↓

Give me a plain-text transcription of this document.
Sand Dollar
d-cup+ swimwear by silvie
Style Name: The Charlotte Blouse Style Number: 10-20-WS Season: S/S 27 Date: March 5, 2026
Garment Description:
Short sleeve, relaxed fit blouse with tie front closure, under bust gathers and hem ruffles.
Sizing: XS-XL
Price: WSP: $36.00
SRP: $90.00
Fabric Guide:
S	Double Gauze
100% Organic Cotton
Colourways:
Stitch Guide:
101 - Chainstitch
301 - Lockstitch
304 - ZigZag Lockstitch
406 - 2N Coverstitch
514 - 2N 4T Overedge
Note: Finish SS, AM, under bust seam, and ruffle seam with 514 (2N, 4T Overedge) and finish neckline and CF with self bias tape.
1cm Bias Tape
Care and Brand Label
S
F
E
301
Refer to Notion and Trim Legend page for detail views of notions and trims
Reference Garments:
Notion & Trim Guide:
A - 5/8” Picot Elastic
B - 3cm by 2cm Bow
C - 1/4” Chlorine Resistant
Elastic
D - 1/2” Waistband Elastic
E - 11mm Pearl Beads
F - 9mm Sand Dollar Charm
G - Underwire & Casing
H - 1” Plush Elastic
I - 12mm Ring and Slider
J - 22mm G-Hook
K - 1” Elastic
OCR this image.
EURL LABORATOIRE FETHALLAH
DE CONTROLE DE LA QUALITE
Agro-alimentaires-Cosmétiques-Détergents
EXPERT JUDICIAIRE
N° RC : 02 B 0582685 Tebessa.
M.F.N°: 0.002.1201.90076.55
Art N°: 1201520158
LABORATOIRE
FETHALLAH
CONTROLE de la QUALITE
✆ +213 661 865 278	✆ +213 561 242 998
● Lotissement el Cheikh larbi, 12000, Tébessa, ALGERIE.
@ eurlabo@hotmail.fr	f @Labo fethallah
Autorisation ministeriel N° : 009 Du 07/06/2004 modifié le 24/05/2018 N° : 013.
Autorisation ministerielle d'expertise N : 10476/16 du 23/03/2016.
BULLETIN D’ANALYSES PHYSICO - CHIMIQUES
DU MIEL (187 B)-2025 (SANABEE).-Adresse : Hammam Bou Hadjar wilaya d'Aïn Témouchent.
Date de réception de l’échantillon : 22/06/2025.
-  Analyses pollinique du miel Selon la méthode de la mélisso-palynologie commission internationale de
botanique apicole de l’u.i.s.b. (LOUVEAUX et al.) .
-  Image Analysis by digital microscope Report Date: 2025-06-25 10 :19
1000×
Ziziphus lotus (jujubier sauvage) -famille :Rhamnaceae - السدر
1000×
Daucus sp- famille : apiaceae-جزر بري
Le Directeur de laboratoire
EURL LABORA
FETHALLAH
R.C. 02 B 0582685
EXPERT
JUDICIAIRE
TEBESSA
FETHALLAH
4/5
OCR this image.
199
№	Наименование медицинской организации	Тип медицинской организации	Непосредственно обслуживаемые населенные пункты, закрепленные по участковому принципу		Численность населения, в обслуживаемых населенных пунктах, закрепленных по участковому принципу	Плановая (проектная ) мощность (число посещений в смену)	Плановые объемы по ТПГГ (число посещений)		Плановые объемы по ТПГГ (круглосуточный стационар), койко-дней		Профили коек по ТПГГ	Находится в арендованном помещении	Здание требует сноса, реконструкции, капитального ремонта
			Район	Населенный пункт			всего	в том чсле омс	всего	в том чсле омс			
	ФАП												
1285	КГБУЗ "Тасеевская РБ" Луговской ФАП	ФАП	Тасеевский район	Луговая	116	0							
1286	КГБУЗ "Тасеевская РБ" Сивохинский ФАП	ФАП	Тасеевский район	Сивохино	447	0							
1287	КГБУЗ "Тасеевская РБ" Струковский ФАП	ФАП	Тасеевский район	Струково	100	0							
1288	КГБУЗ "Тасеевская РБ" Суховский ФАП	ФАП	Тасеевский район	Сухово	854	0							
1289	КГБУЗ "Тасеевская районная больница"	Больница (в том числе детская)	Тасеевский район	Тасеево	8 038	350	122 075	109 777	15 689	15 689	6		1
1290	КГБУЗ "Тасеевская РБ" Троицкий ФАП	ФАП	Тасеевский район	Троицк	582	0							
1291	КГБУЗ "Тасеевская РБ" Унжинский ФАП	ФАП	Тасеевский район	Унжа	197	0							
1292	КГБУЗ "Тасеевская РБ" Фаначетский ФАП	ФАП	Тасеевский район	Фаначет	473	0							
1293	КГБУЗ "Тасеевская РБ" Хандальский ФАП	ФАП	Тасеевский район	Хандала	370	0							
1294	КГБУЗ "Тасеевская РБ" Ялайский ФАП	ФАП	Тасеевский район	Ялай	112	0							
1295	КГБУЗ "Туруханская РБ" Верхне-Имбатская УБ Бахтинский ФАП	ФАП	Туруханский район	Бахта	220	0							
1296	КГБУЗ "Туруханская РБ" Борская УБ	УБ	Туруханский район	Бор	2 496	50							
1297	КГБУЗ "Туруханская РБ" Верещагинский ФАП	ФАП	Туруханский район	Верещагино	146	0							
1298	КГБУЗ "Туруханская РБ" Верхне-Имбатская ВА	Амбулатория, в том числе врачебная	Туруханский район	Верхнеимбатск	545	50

↑

▸ Instructions for the task
Repeat every record, keeping each word and mark exactly as it is.

▸ Task solution
Give me a plain-text transcription of this document.
Sand Dollar
d-cup+ swimwear by silvie
Style Name: The Charlotte Blouse Style Number: 10-20-WS Season: S/S 27 Date: March 5, 2026
Garment Description:
Short sleeve, relaxed fit blouse with tie front closure, under bust gathers and hem ruffles.
Sizing: XS-XL
Price: WSP: $36.00
SRP: $90.00
Fabric Guide:
S	Double Gauze
100% Organic Cotton
Colourways:
Stitch Guide:
101 - Chainstitch
301 - Lockstitch
304 - ZigZag Lockstitch
406 - 2N Coverstitch
514 - 2N 4T Overedge
Note: Finish SS, AM, under bust seam, and ruffle seam with 514 (2N, 4T Overedge) and finish neckline and CF with self bias tape.
1cm Bias Tape
Care and Brand Label
S
F
E
301
Refer to Notion and Trim Legend page for detail views of notions and trims
Reference Garments:
Notion & Trim Guide:
A - 5/8” Picot Elastic
B - 3cm by 2cm Bow
C - 1/4” Chlorine Resistant
Elastic
D - 1/2” Waistband Elastic
E - 11mm Pearl Beads
F - 9mm Sand Dollar Charm
G - Underwire & Casing
H - 1” Plush Elastic
I - 12mm Ring and Slider
J - 22mm G-Hook
K - 1” Elastic
OCR this image.
EURL LABORATOIRE FETHALLAH
DE CONTROLE DE LA QUALITE
Agro-alimentaires-Cosmétiques-Détergents
EXPERT JUDICIAIRE
N° RC : 02 B 0582685 Tebessa.
M.F.N°: 0.002.1201.90076.55
Art N°: 1201520158
LABORATOIRE
FETHALLAH
CONTROLE de la QUALITE
✆ +213 661 865 278	✆ +213 561 242 998
● Lotissement el Cheikh larbi, 12000, Tébessa, ALGERIE.
@ eurlabo@hotmail.fr	f @Labo fethallah
Autorisation ministeriel N° : 009 Du 07/06/2004 modifié le 24/05/2018 N° : 013.
Autorisation ministerielle d'expertise N : 10476/16 du 23/03/2016.
BULLETIN D’ANALYSES PHYSICO - CHIMIQUES
DU MIEL (187 B)-2025 (SANABEE).-Adresse : Hammam Bou Hadjar wilaya d'Aïn Témouchent.
Date de réception de l’échantillon : 22/06/2025.
-  Analyses pollinique du miel Selon la méthode de la mélisso-palynologie commission internationale de
botanique apicole de l’u.i.s.b. (LOUVEAUX et al.) .
-  Image Analysis by digital microscope Report Date: 2025-06-25 10 :19
1000×
Ziziphus lotus (jujubier sauvage) -famille :Rhamnaceae - السدر
1000×
Daucus sp- famille : apiaceae-جزر بري
Le Directeur de laboratoire
EURL LABORA
FETHALLAH
R.C. 02 B 0582685
EXPERT
JUDICIAIRE
TEBESSA
FETHALLAH
4/5
OCR this image.
199
№	Наименование медицинской организации	Тип медицинской организации	Непосредственно обслуживаемые населенные пункты, закрепленные по участковому принципу		Численность населения, в обслуживаемых населенных пунктах, закрепленных по участковому принципу	Плановая (проектная ) мощность (число посещений в смену)	Плановые объемы по ТПГГ (число посещений)		Плановые объемы по ТПГГ (круглосуточный стационар), койко-дней		Профили коек по ТПГГ	Находится в арендованном помещении	Здание требует сноса, реконструкции, капитального ремонта
			Район	Населенный пункт			всего	в том чсле омс	всего	в том чсле омс			
	ФАП												
1285	КГБУЗ "Тасеевская РБ" Луговской ФАП	ФАП	Тасеевский район	Луговая	116	0							
1286	КГБУЗ "Тасеевская РБ" Сивохинский ФАП	ФАП	Тасеевский район	Сивохино	447	0							
1287	КГБУЗ "Тасеевская РБ" Струковский ФАП	ФАП	Тасеевский район	Струково	100	0							
1288	КГБУЗ "Тасеевская РБ" Суховский ФАП	ФАП	Тасеевский район	Сухово	854	0							
1289	КГБУЗ "Тасеевская районная больница"	Больница (в том числе детская)	Тасеевский район	Тасеево	8 038	350	122 075	109 777	15 689	15 689	6		1
1290	КГБУЗ "Тасеевская РБ" Троицкий ФАП	ФАП	Тасеевский район	Троицк	582	0							
1291	КГБУЗ "Тасеевская РБ" Унжинский ФАП	ФАП	Тасеевский район	Унжа	197	0							
1292	КГБУЗ "Тасеевская РБ" Фаначетский ФАП	ФАП	Тасеевский район	Фаначет	473	0							
1293	КГБУЗ "Тасеевская РБ" Хандальский ФАП	ФАП	Тасеевский район	Хандала	370	0							
1294	КГБУЗ "Тасеевская РБ" Ялайский ФАП	ФАП	Тасеевский район	Ялай	112	0							
1295	КГБУЗ "Туруханская РБ" Верхне-Имбатская УБ Бахтинский ФАП	ФАП	Туруханский район	Бахта	220	0							
1296	КГБУЗ "Туруханская РБ" Борская УБ	УБ	Туруханский район	Бор	2 496	50							
1297	КГБУЗ "Туруханская РБ" Верещагинский ФАП	ФАП	Туруханский район	Верещагино	146	0							
1298	КГБУЗ "Туруханская РБ" Верхне-Имбатская ВА	Амбулатория, в том числе врачебная	Туруханский район	Верхнеимбатск	545	50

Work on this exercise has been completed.